**EXERCISE INSTRUCTIONS:**
Report every line in the listing that contains the string "Дмитро".

Saved data entries:
+++

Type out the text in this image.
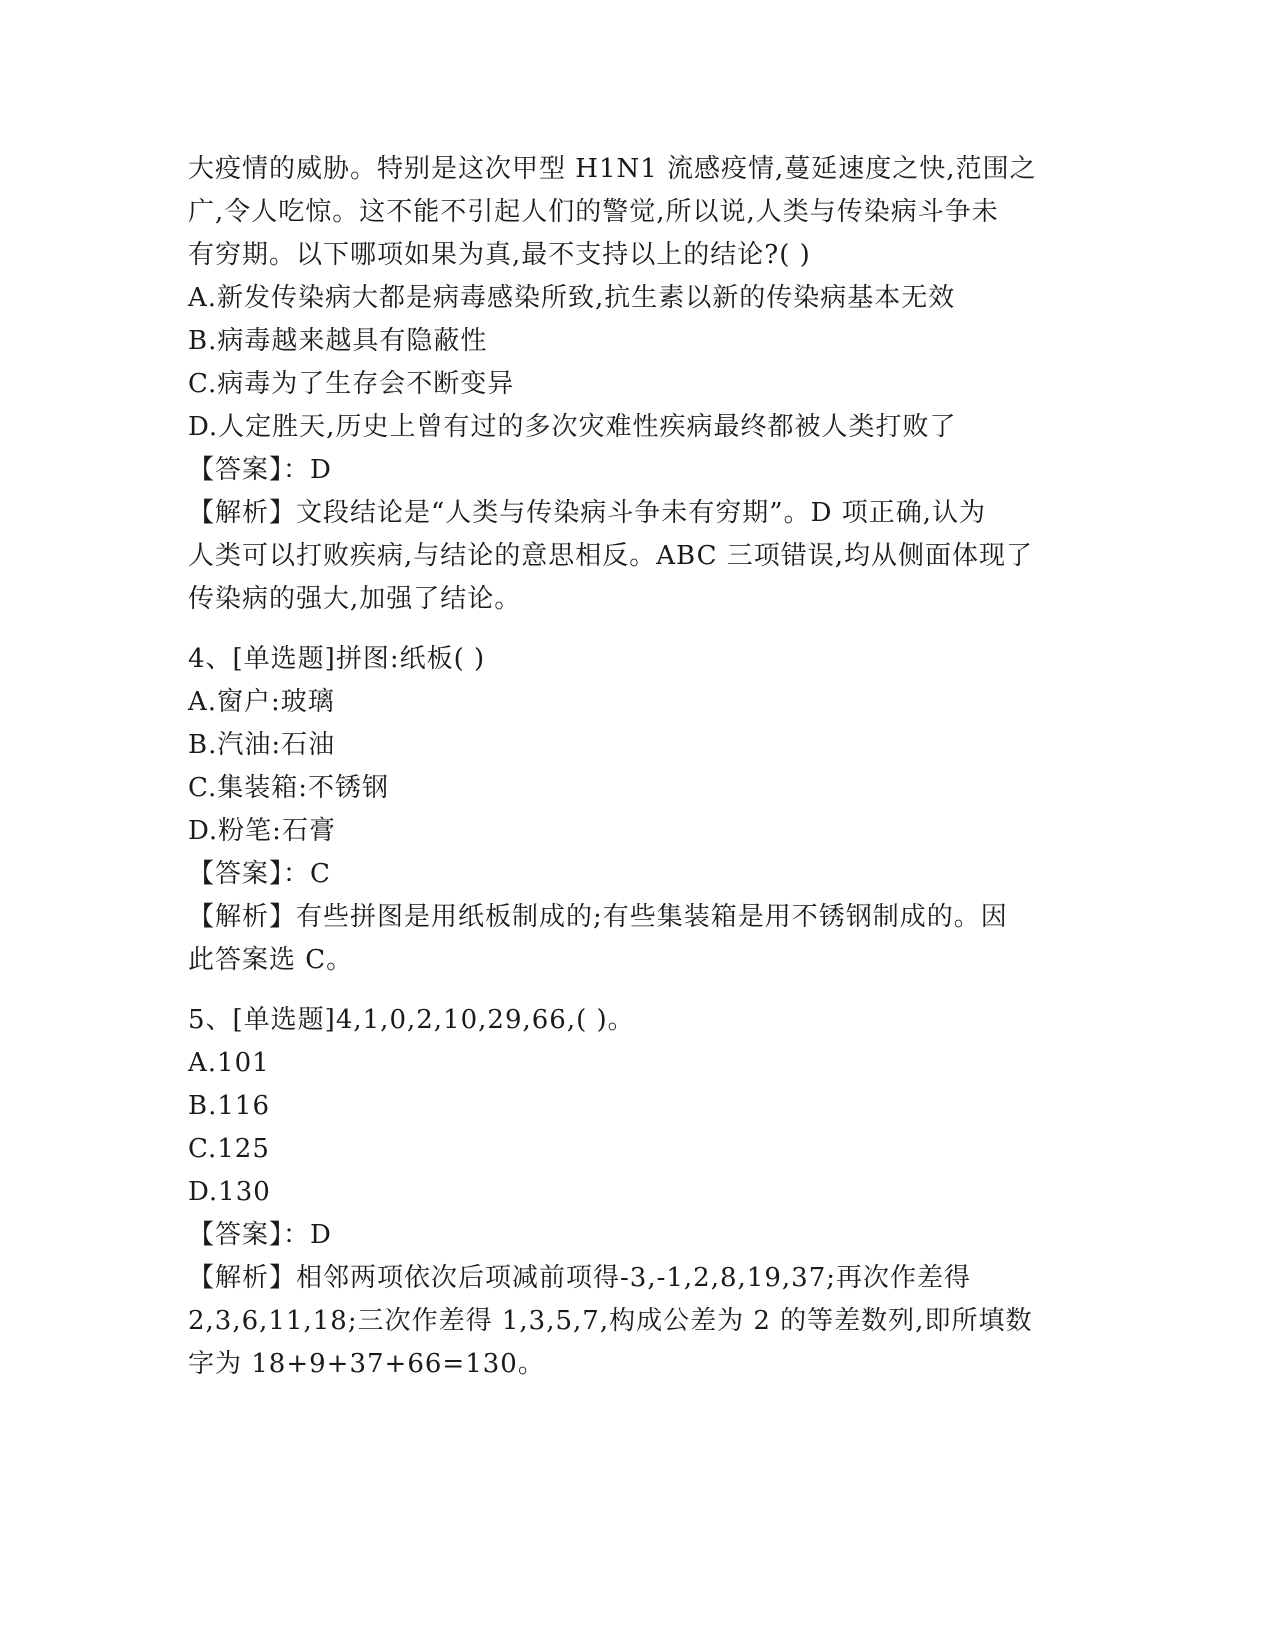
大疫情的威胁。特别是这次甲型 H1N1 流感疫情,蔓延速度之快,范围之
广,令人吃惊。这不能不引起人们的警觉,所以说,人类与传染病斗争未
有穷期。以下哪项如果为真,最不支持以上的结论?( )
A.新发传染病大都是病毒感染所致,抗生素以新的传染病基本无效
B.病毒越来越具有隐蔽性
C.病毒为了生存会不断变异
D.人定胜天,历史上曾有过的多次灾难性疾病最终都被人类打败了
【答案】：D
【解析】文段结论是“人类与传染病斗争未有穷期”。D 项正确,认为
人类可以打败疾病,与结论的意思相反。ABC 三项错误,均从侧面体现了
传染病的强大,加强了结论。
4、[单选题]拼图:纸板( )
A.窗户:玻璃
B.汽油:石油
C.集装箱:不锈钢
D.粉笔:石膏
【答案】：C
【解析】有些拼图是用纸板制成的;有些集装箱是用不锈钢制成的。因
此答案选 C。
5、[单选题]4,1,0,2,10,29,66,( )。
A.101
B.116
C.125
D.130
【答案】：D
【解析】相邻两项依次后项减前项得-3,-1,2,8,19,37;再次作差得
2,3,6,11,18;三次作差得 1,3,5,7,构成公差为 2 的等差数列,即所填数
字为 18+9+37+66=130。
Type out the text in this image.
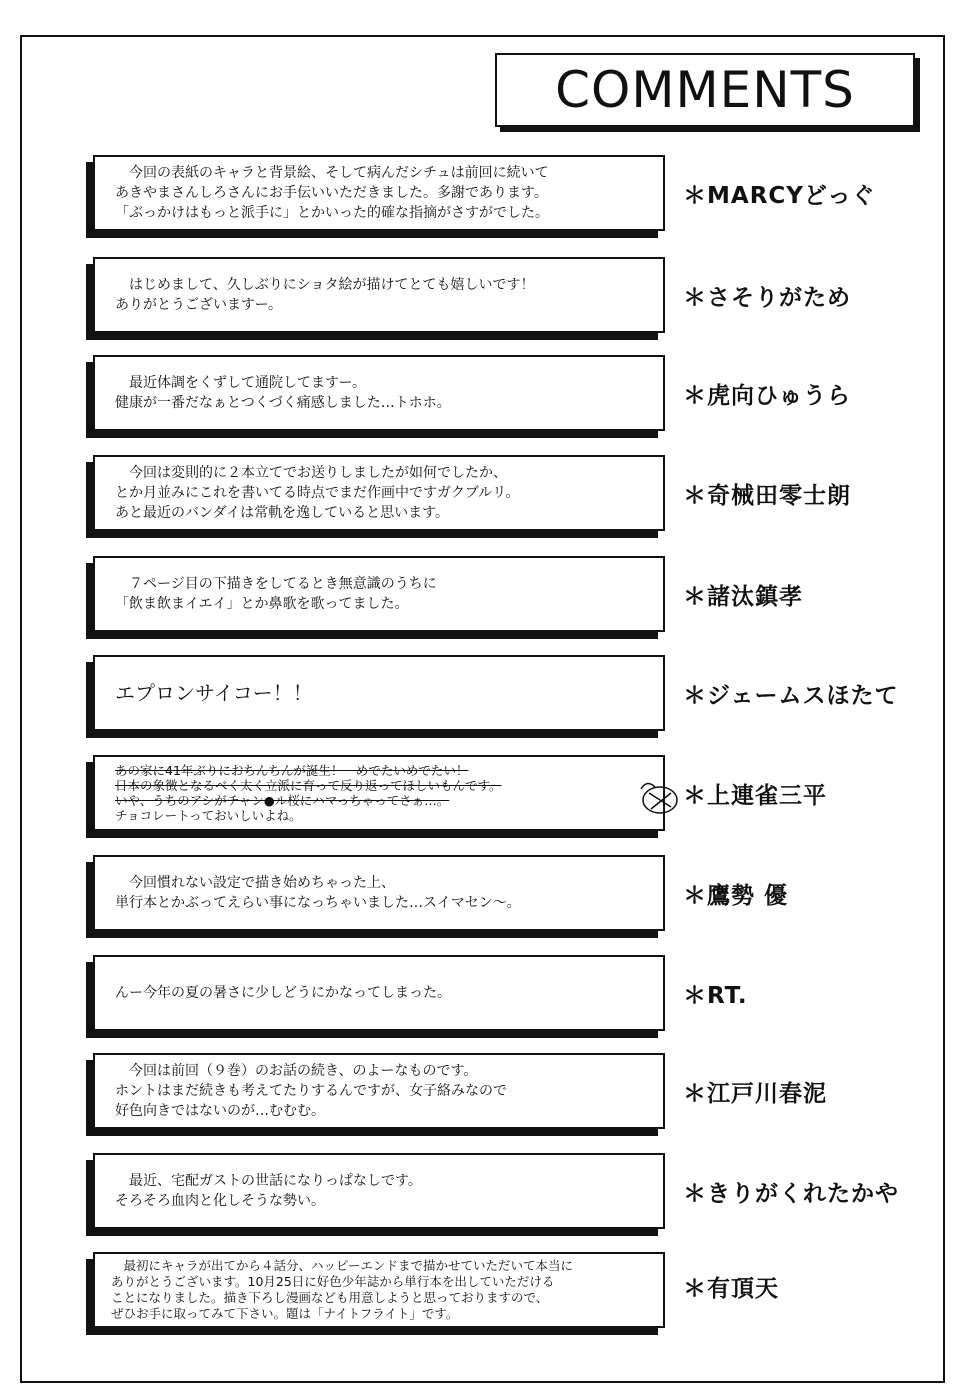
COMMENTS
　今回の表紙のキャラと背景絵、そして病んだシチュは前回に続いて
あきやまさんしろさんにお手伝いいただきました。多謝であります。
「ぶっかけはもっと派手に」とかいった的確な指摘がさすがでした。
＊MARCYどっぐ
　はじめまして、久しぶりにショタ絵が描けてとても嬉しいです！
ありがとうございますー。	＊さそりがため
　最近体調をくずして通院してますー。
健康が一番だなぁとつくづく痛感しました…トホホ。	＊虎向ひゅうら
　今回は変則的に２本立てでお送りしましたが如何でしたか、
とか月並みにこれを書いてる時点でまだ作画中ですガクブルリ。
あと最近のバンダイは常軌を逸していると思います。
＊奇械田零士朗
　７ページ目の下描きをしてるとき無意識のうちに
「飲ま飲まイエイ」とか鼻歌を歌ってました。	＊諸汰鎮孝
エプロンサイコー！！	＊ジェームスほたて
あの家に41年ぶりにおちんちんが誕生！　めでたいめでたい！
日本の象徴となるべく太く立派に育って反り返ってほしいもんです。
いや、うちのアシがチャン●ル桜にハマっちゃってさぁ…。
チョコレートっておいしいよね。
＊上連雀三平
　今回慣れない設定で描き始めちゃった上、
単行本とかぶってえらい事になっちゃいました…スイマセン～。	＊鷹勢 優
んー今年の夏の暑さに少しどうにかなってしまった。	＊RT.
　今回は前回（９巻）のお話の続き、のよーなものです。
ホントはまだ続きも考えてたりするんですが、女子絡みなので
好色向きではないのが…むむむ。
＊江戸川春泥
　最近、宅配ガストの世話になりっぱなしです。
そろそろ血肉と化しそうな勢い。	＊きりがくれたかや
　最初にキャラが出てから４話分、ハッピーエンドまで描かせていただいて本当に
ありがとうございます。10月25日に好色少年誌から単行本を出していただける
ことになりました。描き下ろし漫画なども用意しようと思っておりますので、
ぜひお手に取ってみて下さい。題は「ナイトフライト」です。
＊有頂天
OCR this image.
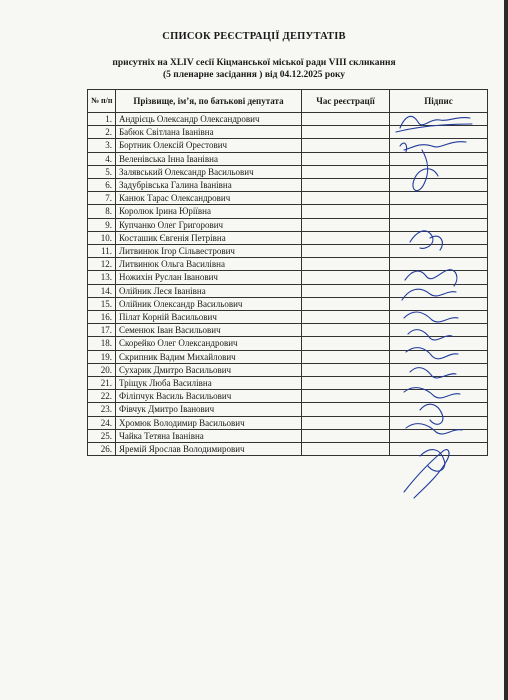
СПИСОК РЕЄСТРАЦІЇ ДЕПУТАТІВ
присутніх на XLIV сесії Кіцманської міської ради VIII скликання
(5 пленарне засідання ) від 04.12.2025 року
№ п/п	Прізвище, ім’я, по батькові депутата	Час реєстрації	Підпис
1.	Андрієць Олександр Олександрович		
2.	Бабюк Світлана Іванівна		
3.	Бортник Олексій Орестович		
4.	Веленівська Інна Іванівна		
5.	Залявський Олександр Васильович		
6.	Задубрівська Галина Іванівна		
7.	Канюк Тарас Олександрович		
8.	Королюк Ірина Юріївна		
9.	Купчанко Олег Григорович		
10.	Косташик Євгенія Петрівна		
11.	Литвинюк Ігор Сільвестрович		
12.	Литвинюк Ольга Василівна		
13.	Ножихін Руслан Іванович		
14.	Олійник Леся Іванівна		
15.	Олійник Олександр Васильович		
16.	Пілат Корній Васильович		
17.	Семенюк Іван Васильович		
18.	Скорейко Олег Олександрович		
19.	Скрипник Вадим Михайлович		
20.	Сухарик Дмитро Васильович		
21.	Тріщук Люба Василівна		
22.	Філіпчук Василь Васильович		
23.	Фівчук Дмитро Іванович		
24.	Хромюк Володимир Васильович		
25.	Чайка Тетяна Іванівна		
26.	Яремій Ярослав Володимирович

+++

**ANSWER TO THE TASK:**
20.	Сухарик Дмитро Васильович		
23.	Фівчук Дмитро Іванович		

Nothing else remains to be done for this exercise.